WHAT THE TASK REQUIRES — Scan the material that follows. Copy every line containing the word "sollevamento".

* * * * * * *

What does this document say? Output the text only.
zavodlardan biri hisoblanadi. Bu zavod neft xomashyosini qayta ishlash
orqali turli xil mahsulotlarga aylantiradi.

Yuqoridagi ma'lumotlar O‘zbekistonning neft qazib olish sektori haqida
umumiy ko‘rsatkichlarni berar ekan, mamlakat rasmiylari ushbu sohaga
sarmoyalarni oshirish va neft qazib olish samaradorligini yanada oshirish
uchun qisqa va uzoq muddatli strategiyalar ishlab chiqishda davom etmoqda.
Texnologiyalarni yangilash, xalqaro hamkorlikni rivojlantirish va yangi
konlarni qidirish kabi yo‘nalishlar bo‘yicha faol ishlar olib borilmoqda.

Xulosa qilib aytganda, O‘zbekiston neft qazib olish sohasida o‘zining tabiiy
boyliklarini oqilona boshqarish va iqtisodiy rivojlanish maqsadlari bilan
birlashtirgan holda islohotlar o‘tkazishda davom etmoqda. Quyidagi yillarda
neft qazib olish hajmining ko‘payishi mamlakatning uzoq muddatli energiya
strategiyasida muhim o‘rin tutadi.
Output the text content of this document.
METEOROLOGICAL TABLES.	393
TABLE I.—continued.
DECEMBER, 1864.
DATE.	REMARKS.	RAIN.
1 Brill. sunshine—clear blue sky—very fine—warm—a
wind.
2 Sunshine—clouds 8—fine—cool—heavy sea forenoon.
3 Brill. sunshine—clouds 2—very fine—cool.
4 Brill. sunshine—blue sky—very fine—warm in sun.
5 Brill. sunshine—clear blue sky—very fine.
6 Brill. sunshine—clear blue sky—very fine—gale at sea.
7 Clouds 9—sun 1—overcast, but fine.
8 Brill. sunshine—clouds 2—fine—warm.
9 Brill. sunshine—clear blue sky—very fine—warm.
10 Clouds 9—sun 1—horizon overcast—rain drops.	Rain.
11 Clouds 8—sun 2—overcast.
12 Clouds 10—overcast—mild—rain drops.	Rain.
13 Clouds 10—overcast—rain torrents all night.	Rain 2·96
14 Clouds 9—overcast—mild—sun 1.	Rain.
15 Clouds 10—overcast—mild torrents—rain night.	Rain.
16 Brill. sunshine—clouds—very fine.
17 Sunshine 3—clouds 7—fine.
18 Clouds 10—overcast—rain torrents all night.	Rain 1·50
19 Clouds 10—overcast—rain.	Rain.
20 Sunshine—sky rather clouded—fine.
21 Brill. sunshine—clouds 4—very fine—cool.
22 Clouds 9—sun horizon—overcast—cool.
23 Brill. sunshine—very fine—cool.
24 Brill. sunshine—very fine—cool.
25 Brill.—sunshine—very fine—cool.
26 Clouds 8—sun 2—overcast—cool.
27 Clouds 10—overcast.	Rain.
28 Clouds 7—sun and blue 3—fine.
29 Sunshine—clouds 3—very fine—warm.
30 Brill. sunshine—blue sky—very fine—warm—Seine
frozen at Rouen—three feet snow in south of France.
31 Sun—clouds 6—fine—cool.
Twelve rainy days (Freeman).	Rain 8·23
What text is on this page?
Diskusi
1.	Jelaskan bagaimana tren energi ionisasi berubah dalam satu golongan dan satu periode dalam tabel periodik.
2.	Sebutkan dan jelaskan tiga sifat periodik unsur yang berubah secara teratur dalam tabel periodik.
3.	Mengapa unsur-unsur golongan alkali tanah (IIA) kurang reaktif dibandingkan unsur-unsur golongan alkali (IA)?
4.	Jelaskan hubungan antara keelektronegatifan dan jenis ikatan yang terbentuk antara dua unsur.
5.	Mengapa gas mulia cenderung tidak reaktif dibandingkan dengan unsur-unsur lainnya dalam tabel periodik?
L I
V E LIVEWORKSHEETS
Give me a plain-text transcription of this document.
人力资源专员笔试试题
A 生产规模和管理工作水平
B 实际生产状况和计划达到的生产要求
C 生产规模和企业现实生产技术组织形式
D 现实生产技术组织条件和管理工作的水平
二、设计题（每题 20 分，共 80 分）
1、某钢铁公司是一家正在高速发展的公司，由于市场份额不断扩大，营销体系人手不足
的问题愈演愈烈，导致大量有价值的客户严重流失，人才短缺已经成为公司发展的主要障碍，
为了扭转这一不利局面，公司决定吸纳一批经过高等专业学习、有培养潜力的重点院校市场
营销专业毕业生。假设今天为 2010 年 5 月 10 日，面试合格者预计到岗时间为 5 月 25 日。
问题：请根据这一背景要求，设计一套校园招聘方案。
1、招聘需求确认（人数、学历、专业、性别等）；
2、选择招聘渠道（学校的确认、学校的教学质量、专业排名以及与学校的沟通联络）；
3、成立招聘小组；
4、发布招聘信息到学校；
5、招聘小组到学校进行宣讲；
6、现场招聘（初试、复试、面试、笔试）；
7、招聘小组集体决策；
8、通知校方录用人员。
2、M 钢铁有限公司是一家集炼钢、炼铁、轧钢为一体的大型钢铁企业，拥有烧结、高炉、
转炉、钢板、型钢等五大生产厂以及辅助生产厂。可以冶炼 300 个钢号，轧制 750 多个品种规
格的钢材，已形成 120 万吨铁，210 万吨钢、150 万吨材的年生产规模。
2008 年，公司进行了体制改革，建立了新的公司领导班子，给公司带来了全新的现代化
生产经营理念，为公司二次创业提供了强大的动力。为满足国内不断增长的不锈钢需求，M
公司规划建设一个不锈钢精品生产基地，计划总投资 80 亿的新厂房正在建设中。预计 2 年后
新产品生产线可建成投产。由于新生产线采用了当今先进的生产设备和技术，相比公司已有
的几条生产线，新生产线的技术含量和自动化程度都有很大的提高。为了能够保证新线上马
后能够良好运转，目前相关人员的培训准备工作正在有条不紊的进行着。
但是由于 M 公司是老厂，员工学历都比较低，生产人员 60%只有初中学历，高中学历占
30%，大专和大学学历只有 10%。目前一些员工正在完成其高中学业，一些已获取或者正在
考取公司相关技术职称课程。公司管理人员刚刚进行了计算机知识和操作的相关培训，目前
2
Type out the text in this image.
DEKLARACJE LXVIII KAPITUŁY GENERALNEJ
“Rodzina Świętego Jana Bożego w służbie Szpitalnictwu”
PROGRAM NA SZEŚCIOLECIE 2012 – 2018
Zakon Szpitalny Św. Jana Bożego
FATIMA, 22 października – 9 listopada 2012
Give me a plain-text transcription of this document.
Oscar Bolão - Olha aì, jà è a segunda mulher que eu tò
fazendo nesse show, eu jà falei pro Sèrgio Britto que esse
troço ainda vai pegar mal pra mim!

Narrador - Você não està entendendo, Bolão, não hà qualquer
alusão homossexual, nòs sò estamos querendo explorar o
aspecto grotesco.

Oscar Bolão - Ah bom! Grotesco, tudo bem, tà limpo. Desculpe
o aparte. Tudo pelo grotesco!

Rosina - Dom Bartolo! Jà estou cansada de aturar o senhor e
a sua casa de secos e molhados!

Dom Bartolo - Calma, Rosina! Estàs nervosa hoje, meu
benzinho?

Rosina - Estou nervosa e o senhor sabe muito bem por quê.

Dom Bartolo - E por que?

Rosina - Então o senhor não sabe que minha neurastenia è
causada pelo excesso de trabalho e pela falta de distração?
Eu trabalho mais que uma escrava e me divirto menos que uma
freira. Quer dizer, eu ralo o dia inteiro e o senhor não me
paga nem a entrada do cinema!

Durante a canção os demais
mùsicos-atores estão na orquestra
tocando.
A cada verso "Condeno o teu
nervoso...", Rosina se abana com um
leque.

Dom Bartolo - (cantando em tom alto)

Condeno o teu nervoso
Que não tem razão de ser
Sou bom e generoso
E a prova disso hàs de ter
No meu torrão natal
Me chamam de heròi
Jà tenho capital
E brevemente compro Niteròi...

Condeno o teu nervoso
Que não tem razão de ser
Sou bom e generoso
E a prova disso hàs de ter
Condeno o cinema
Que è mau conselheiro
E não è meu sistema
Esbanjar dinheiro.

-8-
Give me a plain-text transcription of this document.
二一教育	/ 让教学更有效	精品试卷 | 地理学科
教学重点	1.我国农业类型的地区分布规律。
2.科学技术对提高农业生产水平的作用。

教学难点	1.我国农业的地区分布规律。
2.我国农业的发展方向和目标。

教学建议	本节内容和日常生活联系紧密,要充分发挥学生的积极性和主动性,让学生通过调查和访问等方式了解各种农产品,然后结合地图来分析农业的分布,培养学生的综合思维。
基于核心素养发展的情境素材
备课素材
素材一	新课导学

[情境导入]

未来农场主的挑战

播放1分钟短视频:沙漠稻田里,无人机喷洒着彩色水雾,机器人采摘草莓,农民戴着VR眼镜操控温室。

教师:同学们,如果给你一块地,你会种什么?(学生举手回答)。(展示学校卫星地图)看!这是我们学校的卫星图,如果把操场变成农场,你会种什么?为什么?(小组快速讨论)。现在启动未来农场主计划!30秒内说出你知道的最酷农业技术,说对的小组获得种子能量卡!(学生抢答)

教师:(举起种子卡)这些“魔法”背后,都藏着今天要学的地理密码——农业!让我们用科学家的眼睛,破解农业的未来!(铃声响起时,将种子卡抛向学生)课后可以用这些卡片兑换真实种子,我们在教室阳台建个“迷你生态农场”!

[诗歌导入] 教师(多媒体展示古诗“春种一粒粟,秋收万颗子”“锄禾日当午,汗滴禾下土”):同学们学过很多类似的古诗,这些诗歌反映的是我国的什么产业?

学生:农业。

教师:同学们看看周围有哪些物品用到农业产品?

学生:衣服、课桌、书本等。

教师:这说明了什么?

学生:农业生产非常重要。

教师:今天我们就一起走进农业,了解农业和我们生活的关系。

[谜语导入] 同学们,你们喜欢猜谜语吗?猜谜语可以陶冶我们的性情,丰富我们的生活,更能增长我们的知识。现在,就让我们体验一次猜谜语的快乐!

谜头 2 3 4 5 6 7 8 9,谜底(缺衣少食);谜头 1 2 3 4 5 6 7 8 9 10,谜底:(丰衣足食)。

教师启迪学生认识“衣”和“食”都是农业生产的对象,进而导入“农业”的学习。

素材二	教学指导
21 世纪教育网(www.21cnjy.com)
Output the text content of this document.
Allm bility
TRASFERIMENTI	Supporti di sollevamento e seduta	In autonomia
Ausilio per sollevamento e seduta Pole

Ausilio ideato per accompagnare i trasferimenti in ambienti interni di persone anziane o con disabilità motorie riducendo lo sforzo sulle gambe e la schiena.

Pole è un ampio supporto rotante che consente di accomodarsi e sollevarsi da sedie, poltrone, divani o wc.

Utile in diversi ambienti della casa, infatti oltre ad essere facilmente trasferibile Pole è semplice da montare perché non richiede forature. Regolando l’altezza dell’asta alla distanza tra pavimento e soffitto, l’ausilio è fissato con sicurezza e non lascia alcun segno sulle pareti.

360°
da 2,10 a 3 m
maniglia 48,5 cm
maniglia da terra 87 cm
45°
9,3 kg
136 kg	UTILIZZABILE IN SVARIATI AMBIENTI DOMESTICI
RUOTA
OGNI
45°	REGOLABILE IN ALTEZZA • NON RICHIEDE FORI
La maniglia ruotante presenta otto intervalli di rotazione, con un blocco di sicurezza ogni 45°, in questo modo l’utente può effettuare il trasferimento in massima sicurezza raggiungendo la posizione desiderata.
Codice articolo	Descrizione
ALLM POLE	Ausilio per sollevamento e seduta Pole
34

* * * * * * *

RIGHT ANSWER —
TRASFERIMENTI	Supporti di sollevamento e seduta	In autonomia
Ausilio per sollevamento e seduta Pole
ALLM POLE	Ausilio per sollevamento e seduta Pole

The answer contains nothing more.